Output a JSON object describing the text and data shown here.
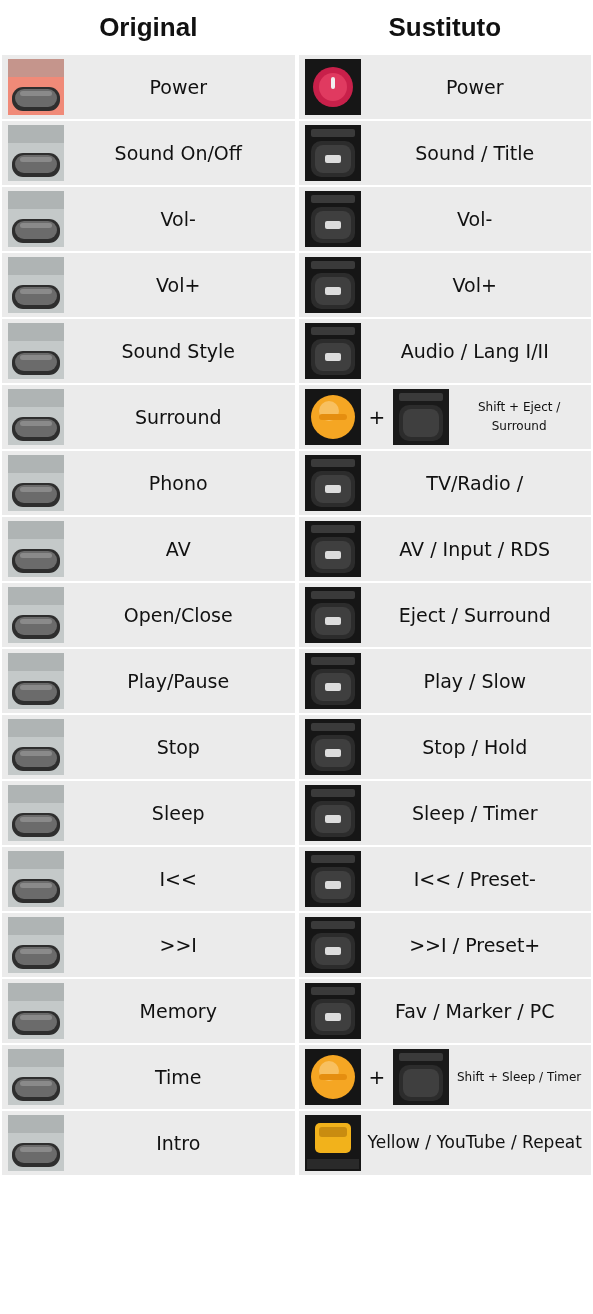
{
  "headers": [
    "Original",
    "Sustituto"
  ],
  "rows": [
    {
      "original": {
        "label": "Power"
      },
      "substitute": {
        "kind": "single",
        "label": "Power"
      }
    },
    {
      "original": {
        "label": "Sound On/Off"
      },
      "substitute": {
        "kind": "single",
        "label": "Sound / Title"
      }
    },
    {
      "original": {
        "label": "Vol-"
      },
      "substitute": {
        "kind": "single",
        "label": "Vol-"
      }
    },
    {
      "original": {
        "label": "Vol+"
      },
      "substitute": {
        "kind": "single",
        "label": "Vol+"
      }
    },
    {
      "original": {
        "label": "Sound Style"
      },
      "substitute": {
        "kind": "single",
        "label": "Audio / Lang I/II"
      }
    },
    {
      "original": {
        "label": "Surround"
      },
      "substitute": {
        "kind": "combo",
        "plus": "+",
        "label": "Shift + Eject / Surround"
      }
    },
    {
      "original": {
        "label": "Phono"
      },
      "substitute": {
        "kind": "single",
        "label": "TV/Radio /"
      }
    },
    {
      "original": {
        "label": "AV"
      },
      "substitute": {
        "kind": "single",
        "label": "AV / Input / RDS"
      }
    },
    {
      "original": {
        "label": "Open/Close"
      },
      "substitute": {
        "kind": "single",
        "label": "Eject / Surround"
      }
    },
    {
      "original": {
        "label": "Play/Pause"
      },
      "substitute": {
        "kind": "single",
        "label": "Play / Slow"
      }
    },
    {
      "original": {
        "label": "Stop"
      },
      "substitute": {
        "kind": "single",
        "label": "Stop / Hold"
      }
    },
    {
      "original": {
        "label": "Sleep"
      },
      "substitute": {
        "kind": "single",
        "label": "Sleep / Timer"
      }
    },
    {
      "original": {
        "label": "I<<"
      },
      "substitute": {
        "kind": "single",
        "label": "I<< / Preset-"
      }
    },
    {
      "original": {
        "label": ">>I"
      },
      "substitute": {
        "kind": "single",
        "label": ">>I / Preset+"
      }
    },
    {
      "original": {
        "label": "Memory"
      },
      "substitute": {
        "kind": "single",
        "label": "Fav / Marker / PC"
      }
    },
    {
      "original": {
        "label": "Time"
      },
      "substitute": {
        "kind": "combo",
        "plus": "+",
        "label": "Shift + Sleep / Timer"
      }
    },
    {
      "original": {
        "label": "Intro"
      },
      "substitute": {
        "kind": "wrapped",
        "label": "Yellow / YouTube / Repeat"
      }
    }
  ]
}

---*---

### Directions
Reproduce the data above in full, exactly as it is, with the pictures left out.

### Result for this task
Output a JSON object describing the text and data shown here.
{
  "headers": [
    "Original",
    "Sustituto"
  ],
  "rows": [
    {
      "original": {
        "label": "Power"
      },
      "substitute": {
        "kind": "single",
        "label": "Power"
      }
    },
    {
      "original": {
        "label": "Sound On/Off"
      },
      "substitute": {
        "kind": "single",
        "label": "Sound / Title"
      }
    },
    {
      "original": {
        "label": "Vol-"
      },
      "substitute": {
        "kind": "single",
        "label": "Vol-"
      }
    },
    {
      "original": {
        "label": "Vol+"
      },
      "substitute": {
        "kind": "single",
        "label": "Vol+"
      }
    },
    {
      "original": {
        "label": "Sound Style"
      },
      "substitute": {
        "kind": "single",
        "label": "Audio / Lang I/II"
      }
    },
    {
      "original": {
        "label": "Surround"
      },
      "substitute": {
        "kind": "combo",
        "plus": "+",
        "label": "Shift + Eject / Surround"
      }
    },
    {
      "original": {
        "label": "Phono"
      },
      "substitute": {
        "kind": "single",
        "label": "TV/Radio /"
      }
    },
    {
      "original": {
        "label": "AV"
      },
      "substitute": {
        "kind": "single",
        "label": "AV / Input / RDS"
      }
    },
    {
      "original": {
        "label": "Open/Close"
      },
      "substitute": {
        "kind": "single",
        "label": "Eject / Surround"
      }
    },
    {
      "original": {
        "label": "Play/Pause"
      },
      "substitute": {
        "kind": "single",
        "label": "Play / Slow"
      }
    },
    {
      "original": {
        "label": "Stop"
      },
      "substitute": {
        "kind": "single",
        "label": "Stop / Hold"
      }
    },
    {
      "original": {
        "label": "Sleep"
      },
      "substitute": {
        "kind": "single",
        "label": "Sleep / Timer"
      }
    },
    {
      "original": {
        "label": "I<<"
      },
      "substitute": {
        "kind": "single",
        "label": "I<< / Preset-"
      }
    },
    {
      "original": {
        "label": ">>I"
      },
      "substitute": {
        "kind": "single",
        "label": ">>I / Preset+"
      }
    },
    {
      "original": {
        "label": "Memory"
      },
      "substitute": {
        "kind": "single",
        "label": "Fav / Marker / PC"
      }
    },
    {
      "original": {
        "label": "Time"
      },
      "substitute": {
        "kind": "combo",
        "plus": "+",
        "label": "Shift + Sleep / Timer"
      }
    },
    {
      "original": {
        "label": "Intro"
      },
      "substitute": {
        "kind": "wrapped",
        "label": "Yellow / YouTube / Repeat"
      }
    }
  ]
}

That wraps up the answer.